ENTRIES SHOWN:
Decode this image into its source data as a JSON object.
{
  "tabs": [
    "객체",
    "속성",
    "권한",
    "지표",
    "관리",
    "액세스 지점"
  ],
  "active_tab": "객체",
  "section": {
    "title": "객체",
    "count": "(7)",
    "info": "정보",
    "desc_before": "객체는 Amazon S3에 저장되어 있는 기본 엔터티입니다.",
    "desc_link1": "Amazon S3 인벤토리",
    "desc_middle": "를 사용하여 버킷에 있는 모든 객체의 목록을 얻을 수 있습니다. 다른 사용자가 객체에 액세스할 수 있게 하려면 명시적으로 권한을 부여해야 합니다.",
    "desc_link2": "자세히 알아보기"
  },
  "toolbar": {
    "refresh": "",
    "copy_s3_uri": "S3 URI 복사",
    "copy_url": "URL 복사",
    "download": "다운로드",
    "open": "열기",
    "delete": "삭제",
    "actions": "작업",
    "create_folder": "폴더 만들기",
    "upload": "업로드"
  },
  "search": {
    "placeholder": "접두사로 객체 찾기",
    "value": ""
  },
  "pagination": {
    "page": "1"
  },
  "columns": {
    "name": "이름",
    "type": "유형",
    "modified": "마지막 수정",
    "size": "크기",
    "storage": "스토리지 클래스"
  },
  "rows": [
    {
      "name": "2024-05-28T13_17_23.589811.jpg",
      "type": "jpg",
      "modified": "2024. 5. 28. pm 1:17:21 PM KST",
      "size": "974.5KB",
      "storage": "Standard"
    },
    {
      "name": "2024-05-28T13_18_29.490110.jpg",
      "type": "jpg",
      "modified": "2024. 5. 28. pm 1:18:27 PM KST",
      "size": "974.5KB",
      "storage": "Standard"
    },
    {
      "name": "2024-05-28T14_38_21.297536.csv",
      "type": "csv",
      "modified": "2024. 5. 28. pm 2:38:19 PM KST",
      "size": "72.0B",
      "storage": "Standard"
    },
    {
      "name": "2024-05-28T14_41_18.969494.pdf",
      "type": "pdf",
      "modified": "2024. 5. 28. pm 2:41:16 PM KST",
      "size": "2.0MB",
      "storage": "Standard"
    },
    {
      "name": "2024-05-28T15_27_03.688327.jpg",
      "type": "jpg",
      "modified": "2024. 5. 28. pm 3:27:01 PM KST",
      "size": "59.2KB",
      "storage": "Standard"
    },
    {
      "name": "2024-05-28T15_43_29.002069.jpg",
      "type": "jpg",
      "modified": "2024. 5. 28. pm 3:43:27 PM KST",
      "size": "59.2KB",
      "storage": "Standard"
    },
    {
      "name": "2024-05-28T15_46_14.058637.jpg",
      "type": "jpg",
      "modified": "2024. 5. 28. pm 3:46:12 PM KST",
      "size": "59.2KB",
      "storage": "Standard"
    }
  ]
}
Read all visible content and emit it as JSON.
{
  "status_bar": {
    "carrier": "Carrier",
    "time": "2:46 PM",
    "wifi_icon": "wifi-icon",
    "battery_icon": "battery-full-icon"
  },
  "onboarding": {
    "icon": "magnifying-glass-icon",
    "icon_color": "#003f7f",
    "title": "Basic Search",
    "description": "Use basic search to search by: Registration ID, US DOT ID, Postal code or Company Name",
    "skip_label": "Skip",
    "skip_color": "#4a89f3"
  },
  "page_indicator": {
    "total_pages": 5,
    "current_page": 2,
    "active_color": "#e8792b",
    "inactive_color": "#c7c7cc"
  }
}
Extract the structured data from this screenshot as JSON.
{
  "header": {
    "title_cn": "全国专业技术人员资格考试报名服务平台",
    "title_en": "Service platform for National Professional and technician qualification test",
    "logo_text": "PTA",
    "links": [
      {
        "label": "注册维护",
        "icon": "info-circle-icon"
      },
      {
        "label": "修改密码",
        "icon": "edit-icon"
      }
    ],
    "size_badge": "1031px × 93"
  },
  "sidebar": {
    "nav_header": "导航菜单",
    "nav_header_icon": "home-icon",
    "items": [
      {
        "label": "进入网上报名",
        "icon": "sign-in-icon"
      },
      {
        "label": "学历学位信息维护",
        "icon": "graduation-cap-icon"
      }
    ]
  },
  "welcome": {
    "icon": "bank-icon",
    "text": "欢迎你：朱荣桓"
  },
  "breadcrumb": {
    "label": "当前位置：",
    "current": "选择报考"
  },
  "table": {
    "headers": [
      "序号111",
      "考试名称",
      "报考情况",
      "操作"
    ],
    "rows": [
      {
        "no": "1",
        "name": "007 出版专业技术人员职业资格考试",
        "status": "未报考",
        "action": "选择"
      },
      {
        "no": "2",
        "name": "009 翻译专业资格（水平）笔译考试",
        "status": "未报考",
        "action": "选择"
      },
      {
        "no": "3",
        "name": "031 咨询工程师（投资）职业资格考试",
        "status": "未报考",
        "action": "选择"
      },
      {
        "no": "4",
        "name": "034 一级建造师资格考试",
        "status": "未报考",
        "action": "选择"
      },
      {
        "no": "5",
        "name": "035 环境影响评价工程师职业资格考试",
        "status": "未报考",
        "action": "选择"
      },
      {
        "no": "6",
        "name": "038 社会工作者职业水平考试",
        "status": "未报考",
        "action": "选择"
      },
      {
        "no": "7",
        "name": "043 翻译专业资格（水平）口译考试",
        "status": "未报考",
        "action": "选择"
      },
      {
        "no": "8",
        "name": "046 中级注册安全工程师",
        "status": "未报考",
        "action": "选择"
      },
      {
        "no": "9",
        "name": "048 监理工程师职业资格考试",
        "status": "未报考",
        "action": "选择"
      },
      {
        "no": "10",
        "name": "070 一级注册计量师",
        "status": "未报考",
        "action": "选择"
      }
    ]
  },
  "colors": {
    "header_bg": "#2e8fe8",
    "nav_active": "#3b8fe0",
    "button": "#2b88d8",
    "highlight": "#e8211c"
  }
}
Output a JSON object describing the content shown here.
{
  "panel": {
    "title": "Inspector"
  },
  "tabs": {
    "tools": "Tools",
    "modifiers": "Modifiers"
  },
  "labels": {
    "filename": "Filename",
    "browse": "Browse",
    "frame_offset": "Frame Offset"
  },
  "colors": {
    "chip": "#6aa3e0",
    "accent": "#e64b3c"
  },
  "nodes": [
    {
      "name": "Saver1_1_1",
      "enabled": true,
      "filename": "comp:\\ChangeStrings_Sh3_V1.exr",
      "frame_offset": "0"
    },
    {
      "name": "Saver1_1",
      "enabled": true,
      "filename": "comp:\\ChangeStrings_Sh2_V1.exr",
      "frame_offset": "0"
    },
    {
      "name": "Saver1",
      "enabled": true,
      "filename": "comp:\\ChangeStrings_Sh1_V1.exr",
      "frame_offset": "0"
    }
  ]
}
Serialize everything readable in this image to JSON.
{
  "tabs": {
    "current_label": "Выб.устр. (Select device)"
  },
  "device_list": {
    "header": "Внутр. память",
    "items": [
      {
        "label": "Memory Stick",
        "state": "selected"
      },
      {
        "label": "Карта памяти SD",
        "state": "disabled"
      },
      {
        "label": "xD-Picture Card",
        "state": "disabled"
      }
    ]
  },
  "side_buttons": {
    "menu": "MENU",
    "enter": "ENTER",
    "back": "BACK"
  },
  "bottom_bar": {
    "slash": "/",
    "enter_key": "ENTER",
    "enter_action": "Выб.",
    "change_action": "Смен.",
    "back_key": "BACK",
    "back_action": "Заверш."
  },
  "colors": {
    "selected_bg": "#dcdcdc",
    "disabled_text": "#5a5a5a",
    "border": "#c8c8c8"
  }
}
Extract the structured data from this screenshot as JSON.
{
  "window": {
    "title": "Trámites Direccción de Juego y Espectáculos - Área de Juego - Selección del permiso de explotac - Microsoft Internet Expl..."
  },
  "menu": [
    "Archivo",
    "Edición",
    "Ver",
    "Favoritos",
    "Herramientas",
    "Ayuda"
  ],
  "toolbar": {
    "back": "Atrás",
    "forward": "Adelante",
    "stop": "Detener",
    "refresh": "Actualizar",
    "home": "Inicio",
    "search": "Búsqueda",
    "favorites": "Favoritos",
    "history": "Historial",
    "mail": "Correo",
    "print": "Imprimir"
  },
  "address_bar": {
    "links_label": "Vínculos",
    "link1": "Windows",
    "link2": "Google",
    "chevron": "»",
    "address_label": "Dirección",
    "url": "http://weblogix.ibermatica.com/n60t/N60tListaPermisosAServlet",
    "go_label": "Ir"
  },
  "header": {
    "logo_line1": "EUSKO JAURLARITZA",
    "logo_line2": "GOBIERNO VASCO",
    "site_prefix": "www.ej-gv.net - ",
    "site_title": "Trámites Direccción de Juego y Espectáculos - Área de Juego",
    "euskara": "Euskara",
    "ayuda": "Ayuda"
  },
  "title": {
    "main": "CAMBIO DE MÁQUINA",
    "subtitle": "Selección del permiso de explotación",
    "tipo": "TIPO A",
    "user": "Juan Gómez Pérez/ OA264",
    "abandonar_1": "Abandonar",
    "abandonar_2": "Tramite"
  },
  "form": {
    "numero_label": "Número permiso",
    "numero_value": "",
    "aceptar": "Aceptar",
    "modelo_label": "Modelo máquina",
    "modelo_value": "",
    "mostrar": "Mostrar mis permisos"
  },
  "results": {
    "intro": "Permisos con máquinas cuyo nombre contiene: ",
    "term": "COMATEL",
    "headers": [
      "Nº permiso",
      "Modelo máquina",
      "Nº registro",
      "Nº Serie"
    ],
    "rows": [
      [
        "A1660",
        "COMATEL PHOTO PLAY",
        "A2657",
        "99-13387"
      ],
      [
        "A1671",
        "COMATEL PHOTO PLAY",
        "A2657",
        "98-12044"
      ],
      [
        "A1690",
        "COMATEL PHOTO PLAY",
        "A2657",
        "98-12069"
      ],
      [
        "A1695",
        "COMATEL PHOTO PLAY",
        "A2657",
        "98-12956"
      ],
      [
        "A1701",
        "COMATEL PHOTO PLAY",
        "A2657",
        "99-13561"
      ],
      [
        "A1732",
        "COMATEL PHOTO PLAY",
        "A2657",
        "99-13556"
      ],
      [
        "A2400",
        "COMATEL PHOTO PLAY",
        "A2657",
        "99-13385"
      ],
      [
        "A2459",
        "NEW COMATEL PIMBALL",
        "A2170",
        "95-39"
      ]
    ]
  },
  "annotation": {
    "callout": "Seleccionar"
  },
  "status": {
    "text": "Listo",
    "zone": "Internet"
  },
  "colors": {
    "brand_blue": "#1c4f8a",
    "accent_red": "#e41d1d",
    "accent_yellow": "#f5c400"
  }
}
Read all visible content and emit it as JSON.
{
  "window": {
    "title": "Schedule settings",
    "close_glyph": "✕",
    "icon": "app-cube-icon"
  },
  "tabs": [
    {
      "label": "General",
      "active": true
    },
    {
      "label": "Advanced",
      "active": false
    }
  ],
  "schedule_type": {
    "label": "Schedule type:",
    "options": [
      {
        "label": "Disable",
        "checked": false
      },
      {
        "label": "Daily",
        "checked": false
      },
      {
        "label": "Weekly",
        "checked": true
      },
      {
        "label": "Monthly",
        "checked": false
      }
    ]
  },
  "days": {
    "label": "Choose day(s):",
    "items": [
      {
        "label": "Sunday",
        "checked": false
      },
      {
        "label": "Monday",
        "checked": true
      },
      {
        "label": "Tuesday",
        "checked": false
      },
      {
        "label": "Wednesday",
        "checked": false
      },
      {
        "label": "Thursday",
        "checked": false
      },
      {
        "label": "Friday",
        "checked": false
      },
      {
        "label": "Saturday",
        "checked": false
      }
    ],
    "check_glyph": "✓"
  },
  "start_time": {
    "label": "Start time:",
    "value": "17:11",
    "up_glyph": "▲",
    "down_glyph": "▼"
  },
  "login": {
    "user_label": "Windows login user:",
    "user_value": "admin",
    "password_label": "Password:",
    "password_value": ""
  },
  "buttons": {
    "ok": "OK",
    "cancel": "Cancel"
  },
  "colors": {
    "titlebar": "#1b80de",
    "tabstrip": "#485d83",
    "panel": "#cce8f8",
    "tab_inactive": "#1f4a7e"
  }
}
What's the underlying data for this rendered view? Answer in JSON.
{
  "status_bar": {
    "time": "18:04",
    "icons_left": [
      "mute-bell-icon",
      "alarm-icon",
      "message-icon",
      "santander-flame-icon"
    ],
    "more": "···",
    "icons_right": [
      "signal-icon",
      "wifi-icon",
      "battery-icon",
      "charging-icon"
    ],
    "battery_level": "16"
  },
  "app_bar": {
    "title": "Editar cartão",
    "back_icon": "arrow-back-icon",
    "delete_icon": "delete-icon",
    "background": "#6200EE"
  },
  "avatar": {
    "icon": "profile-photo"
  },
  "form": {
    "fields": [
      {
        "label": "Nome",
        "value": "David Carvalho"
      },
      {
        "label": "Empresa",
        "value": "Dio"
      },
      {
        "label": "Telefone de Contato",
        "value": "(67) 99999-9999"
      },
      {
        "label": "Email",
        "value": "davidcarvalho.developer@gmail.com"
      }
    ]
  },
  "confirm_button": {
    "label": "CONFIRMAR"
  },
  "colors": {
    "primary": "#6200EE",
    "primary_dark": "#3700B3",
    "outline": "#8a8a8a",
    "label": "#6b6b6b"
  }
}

TASK DETAILS:
Which lines contain "翻译专业资格"? Copy each of them.

COMPLETED EXERCISE:
        "name": "009 翻译专业资格（水平）笔译考试",
        "name": "043 翻译专业资格（水平）口译考试",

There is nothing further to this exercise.